(Records that describe figures)
◇ ◇ ◇ ◇ ◇ ◇ ◇
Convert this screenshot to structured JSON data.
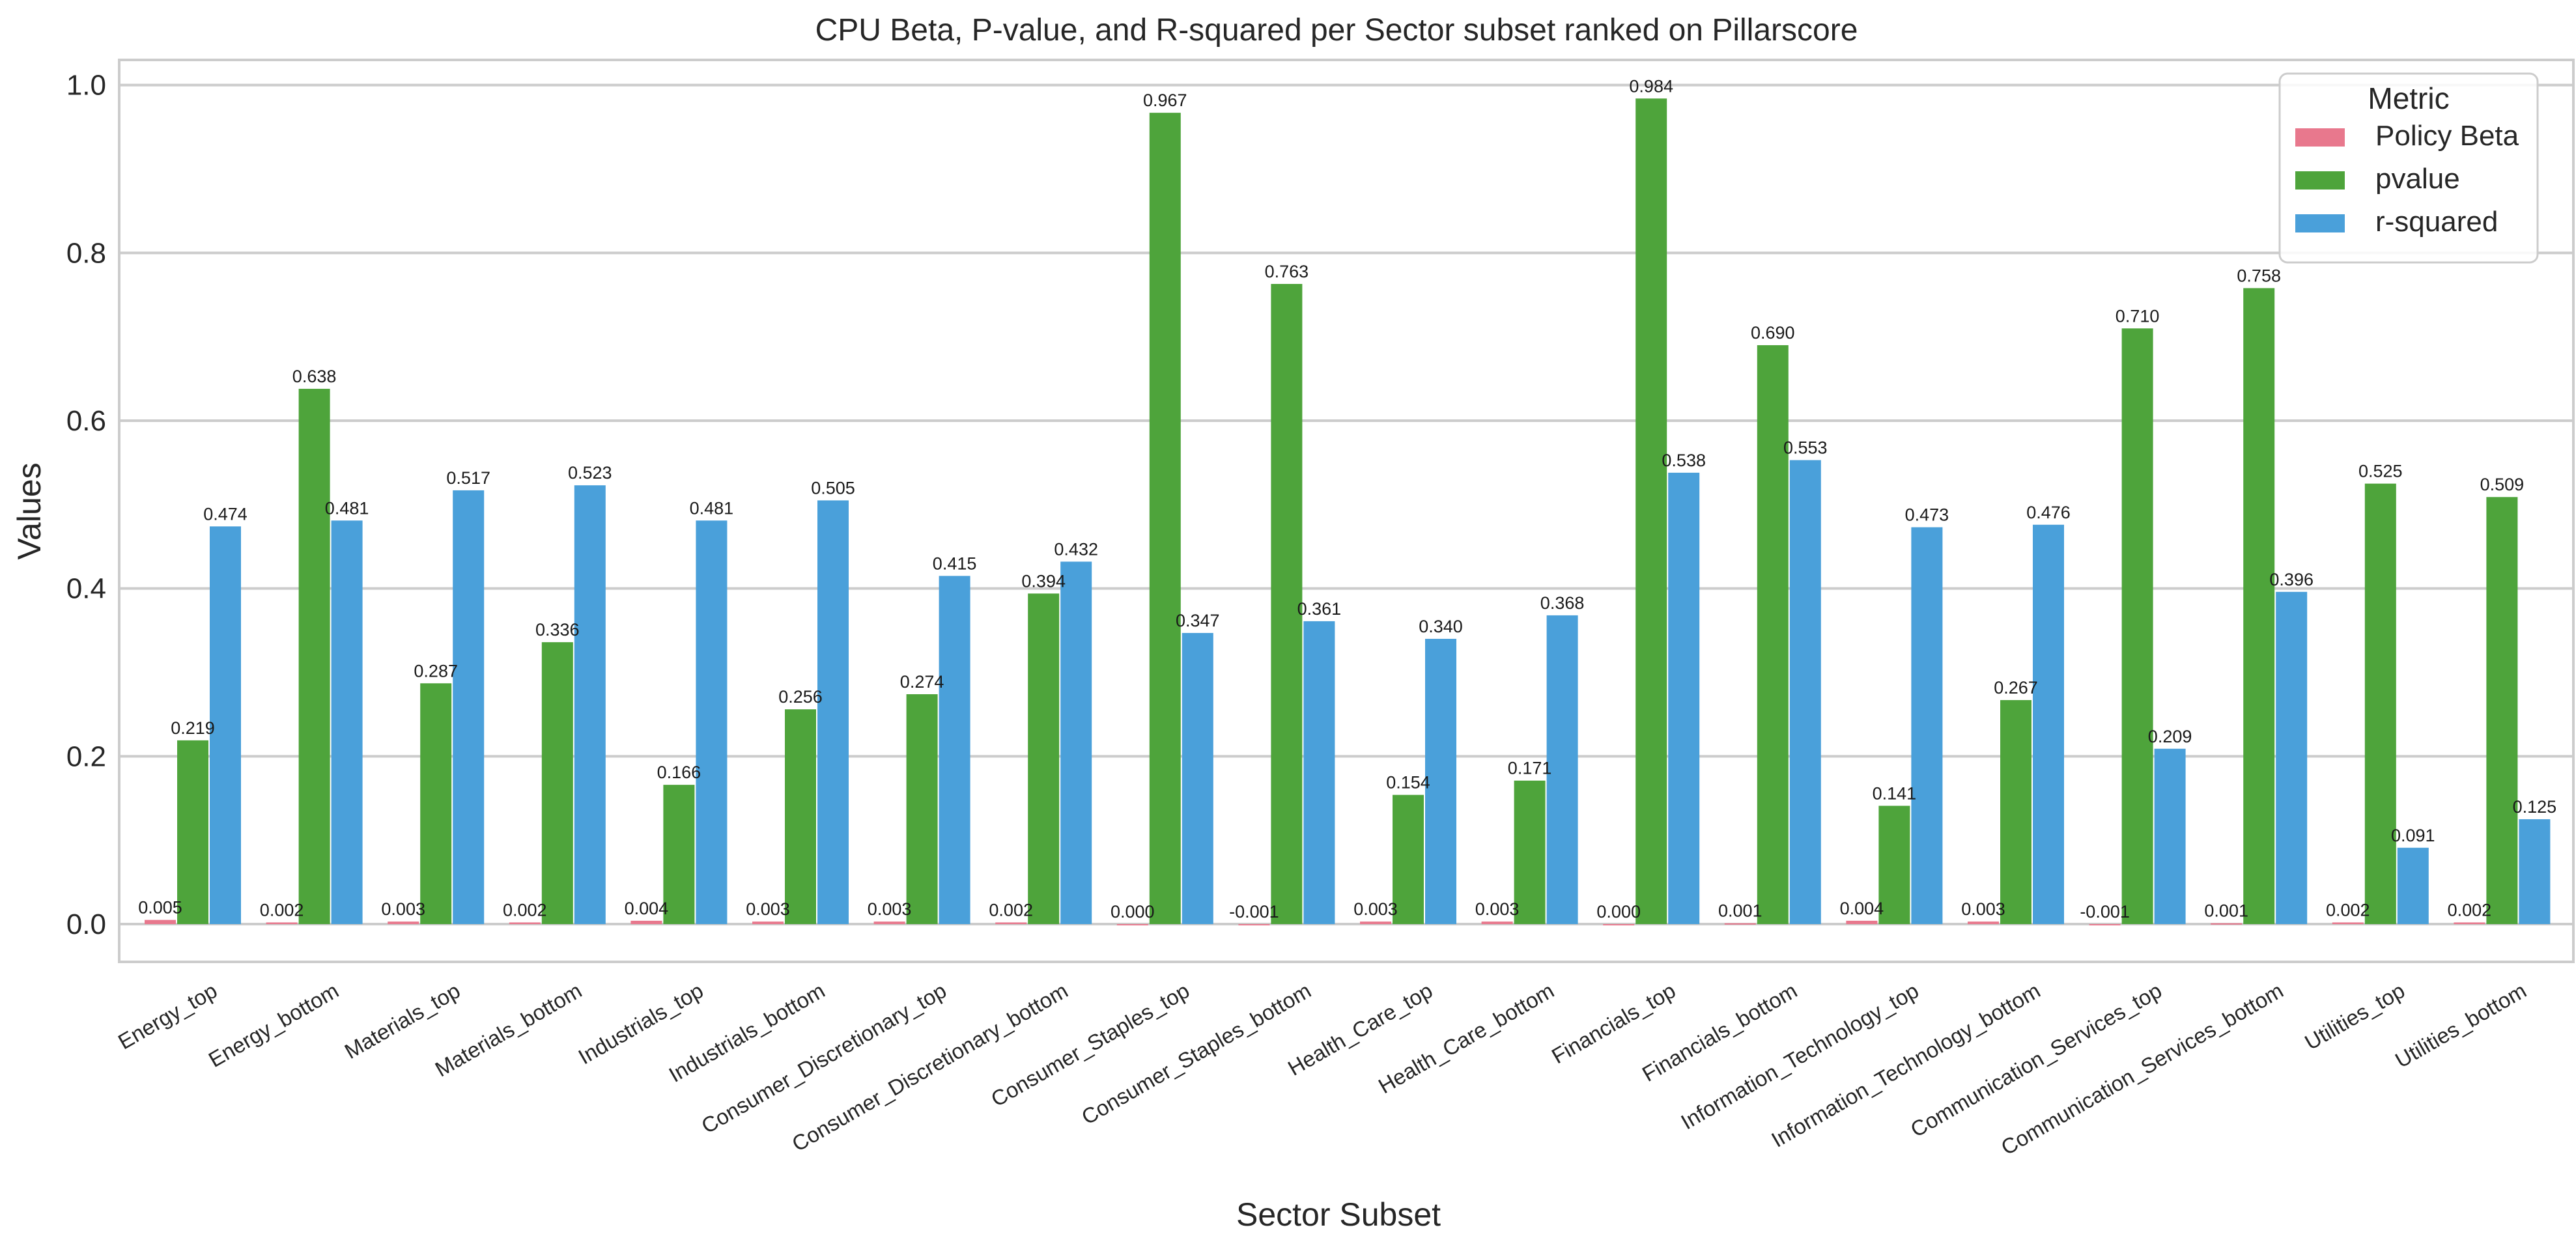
{
  "chart_data": {
    "type": "bar",
    "title": "CPU Beta, P-value, and R-squared per Sector subset ranked on Pillarscore",
    "xlabel": "Sector Subset",
    "ylabel": "Values",
    "ylim": [
      -0.045,
      1.03
    ],
    "yticks": [
      "0.0",
      "0.2",
      "0.4",
      "0.6",
      "0.8",
      "1.0"
    ],
    "grid": true,
    "legend": {
      "title": "Metric",
      "position": "top-right"
    },
    "categories": [
      "Energy_top",
      "Energy_bottom",
      "Materials_top",
      "Materials_bottom",
      "Industrials_top",
      "Industrials_bottom",
      "Consumer_Discretionary_top",
      "Consumer_Discretionary_bottom",
      "Consumer_Staples_top",
      "Consumer_Staples_bottom",
      "Health_Care_top",
      "Health_Care_bottom",
      "Financials_top",
      "Financials_bottom",
      "Information_Technology_top",
      "Information_Technology_bottom",
      "Communication_Services_top",
      "Communication_Services_bottom",
      "Utilities_top",
      "Utilities_bottom"
    ],
    "series": [
      {
        "name": "Policy Beta",
        "color": "#e8788d",
        "values": [
          0.005,
          0.002,
          0.003,
          0.002,
          0.004,
          0.003,
          0.003,
          0.002,
          0.0,
          -0.001,
          0.003,
          0.003,
          0.0,
          0.001,
          0.004,
          0.003,
          -0.001,
          0.001,
          0.002,
          0.002
        ],
        "labels": [
          "0.005",
          "0.002",
          "0.003",
          "0.002",
          "0.004",
          "0.003",
          "0.003",
          "0.002",
          "0.000",
          "-0.001",
          "0.003",
          "0.003",
          "0.000",
          "0.001",
          "0.004",
          "0.003",
          "-0.001",
          "0.001",
          "0.002",
          "0.002"
        ]
      },
      {
        "name": "pvalue",
        "color": "#4ea43b",
        "values": [
          0.219,
          0.638,
          0.287,
          0.336,
          0.166,
          0.256,
          0.274,
          0.394,
          0.967,
          0.763,
          0.154,
          0.171,
          0.984,
          0.69,
          0.141,
          0.267,
          0.71,
          0.758,
          0.525,
          0.509
        ],
        "labels": [
          "0.219",
          "0.638",
          "0.287",
          "0.336",
          "0.166",
          "0.256",
          "0.274",
          "0.394",
          "0.967",
          "0.763",
          "0.154",
          "0.171",
          "0.984",
          "0.690",
          "0.141",
          "0.267",
          "0.710",
          "0.758",
          "0.525",
          "0.509"
        ]
      },
      {
        "name": "r-squared",
        "color": "#4aa0da",
        "values": [
          0.474,
          0.481,
          0.517,
          0.523,
          0.481,
          0.505,
          0.415,
          0.432,
          0.347,
          0.361,
          0.34,
          0.368,
          0.538,
          0.553,
          0.473,
          0.476,
          0.209,
          0.396,
          0.091,
          0.125
        ],
        "labels": [
          "0.474",
          "0.481",
          "0.517",
          "0.523",
          "0.481",
          "0.505",
          "0.415",
          "0.432",
          "0.347",
          "0.361",
          "0.340",
          "0.368",
          "0.538",
          "0.553",
          "0.473",
          "0.476",
          "0.209",
          "0.396",
          "0.091",
          "0.125"
        ]
      }
    ]
  }
}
◇ ◇ ◇ ◇ ◇ ◇ ◇
The request:
Restate the whole of the material word for word without the pictures.

Output of the exercise:
Convert this screenshot to structured JSON data.
{
  "chart_data": {
    "type": "bar",
    "title": "CPU Beta, P-value, and R-squared per Sector subset ranked on Pillarscore",
    "xlabel": "Sector Subset",
    "ylabel": "Values",
    "ylim": [
      -0.045,
      1.03
    ],
    "yticks": [
      "0.0",
      "0.2",
      "0.4",
      "0.6",
      "0.8",
      "1.0"
    ],
    "grid": true,
    "legend": {
      "title": "Metric",
      "position": "top-right"
    },
    "categories": [
      "Energy_top",
      "Energy_bottom",
      "Materials_top",
      "Materials_bottom",
      "Industrials_top",
      "Industrials_bottom",
      "Consumer_Discretionary_top",
      "Consumer_Discretionary_bottom",
      "Consumer_Staples_top",
      "Consumer_Staples_bottom",
      "Health_Care_top",
      "Health_Care_bottom",
      "Financials_top",
      "Financials_bottom",
      "Information_Technology_top",
      "Information_Technology_bottom",
      "Communication_Services_top",
      "Communication_Services_bottom",
      "Utilities_top",
      "Utilities_bottom"
    ],
    "series": [
      {
        "name": "Policy Beta",
        "color": "#e8788d",
        "values": [
          0.005,
          0.002,
          0.003,
          0.002,
          0.004,
          0.003,
          0.003,
          0.002,
          0.0,
          -0.001,
          0.003,
          0.003,
          0.0,
          0.001,
          0.004,
          0.003,
          -0.001,
          0.001,
          0.002,
          0.002
        ],
        "labels": [
          "0.005",
          "0.002",
          "0.003",
          "0.002",
          "0.004",
          "0.003",
          "0.003",
          "0.002",
          "0.000",
          "-0.001",
          "0.003",
          "0.003",
          "0.000",
          "0.001",
          "0.004",
          "0.003",
          "-0.001",
          "0.001",
          "0.002",
          "0.002"
        ]
      },
      {
        "name": "pvalue",
        "color": "#4ea43b",
        "values": [
          0.219,
          0.638,
          0.287,
          0.336,
          0.166,
          0.256,
          0.274,
          0.394,
          0.967,
          0.763,
          0.154,
          0.171,
          0.984,
          0.69,
          0.141,
          0.267,
          0.71,
          0.758,
          0.525,
          0.509
        ],
        "labels": [
          "0.219",
          "0.638",
          "0.287",
          "0.336",
          "0.166",
          "0.256",
          "0.274",
          "0.394",
          "0.967",
          "0.763",
          "0.154",
          "0.171",
          "0.984",
          "0.690",
          "0.141",
          "0.267",
          "0.710",
          "0.758",
          "0.525",
          "0.509"
        ]
      },
      {
        "name": "r-squared",
        "color": "#4aa0da",
        "values": [
          0.474,
          0.481,
          0.517,
          0.523,
          0.481,
          0.505,
          0.415,
          0.432,
          0.347,
          0.361,
          0.34,
          0.368,
          0.538,
          0.553,
          0.473,
          0.476,
          0.209,
          0.396,
          0.091,
          0.125
        ],
        "labels": [
          "0.474",
          "0.481",
          "0.517",
          "0.523",
          "0.481",
          "0.505",
          "0.415",
          "0.432",
          "0.347",
          "0.361",
          "0.340",
          "0.368",
          "0.538",
          "0.553",
          "0.473",
          "0.476",
          "0.209",
          "0.396",
          "0.091",
          "0.125"
        ]
      }
    ]
  }
}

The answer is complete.